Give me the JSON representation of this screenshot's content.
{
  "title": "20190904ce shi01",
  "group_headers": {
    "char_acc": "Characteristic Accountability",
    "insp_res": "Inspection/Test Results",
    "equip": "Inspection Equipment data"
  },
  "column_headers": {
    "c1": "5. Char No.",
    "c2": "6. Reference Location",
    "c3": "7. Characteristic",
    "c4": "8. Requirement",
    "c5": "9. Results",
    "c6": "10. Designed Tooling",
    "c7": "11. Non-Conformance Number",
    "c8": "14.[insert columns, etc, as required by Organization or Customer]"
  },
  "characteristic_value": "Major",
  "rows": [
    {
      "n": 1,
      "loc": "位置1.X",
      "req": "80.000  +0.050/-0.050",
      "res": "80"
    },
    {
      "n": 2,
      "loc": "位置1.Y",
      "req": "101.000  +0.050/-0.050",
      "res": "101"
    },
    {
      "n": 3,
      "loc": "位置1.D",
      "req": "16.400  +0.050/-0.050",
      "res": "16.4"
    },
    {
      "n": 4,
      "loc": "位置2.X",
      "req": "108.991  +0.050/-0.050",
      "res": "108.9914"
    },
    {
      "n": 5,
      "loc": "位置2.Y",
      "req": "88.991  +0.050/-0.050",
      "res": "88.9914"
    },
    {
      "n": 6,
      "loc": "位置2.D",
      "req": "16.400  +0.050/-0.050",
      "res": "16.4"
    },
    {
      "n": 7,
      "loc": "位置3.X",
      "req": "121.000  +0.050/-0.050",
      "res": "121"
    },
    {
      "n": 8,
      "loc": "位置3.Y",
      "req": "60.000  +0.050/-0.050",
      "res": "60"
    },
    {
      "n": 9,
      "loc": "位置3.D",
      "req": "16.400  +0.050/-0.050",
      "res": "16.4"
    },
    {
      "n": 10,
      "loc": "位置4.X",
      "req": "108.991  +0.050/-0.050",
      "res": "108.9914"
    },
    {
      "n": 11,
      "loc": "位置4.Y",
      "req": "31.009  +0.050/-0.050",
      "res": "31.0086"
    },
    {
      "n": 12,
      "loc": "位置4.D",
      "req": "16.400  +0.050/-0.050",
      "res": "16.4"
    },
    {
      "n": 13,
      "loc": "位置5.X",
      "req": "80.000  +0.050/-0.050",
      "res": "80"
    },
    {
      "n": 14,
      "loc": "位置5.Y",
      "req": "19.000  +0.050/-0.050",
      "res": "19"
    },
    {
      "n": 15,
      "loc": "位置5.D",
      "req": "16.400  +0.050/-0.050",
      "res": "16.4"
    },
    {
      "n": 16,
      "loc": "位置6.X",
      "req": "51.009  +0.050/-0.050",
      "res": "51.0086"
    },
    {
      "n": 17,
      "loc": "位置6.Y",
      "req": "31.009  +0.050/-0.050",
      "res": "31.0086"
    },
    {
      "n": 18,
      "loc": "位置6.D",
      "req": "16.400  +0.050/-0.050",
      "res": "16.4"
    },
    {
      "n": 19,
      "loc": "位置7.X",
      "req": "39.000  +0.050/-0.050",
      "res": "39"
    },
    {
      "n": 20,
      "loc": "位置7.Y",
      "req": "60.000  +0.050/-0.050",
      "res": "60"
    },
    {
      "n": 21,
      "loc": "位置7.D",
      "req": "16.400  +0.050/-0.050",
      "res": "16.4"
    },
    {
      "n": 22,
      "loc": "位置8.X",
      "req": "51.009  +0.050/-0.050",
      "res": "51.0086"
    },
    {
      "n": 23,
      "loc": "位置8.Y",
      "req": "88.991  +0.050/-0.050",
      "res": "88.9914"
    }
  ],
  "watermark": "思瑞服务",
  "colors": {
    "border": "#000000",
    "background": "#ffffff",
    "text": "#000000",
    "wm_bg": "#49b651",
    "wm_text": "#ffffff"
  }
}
--------------------------------------------------
Report every line containing the word "Inspection" from the listing above.

    "insp_res": "Inspection/Test Results",
    "equip": "Inspection Equipment data"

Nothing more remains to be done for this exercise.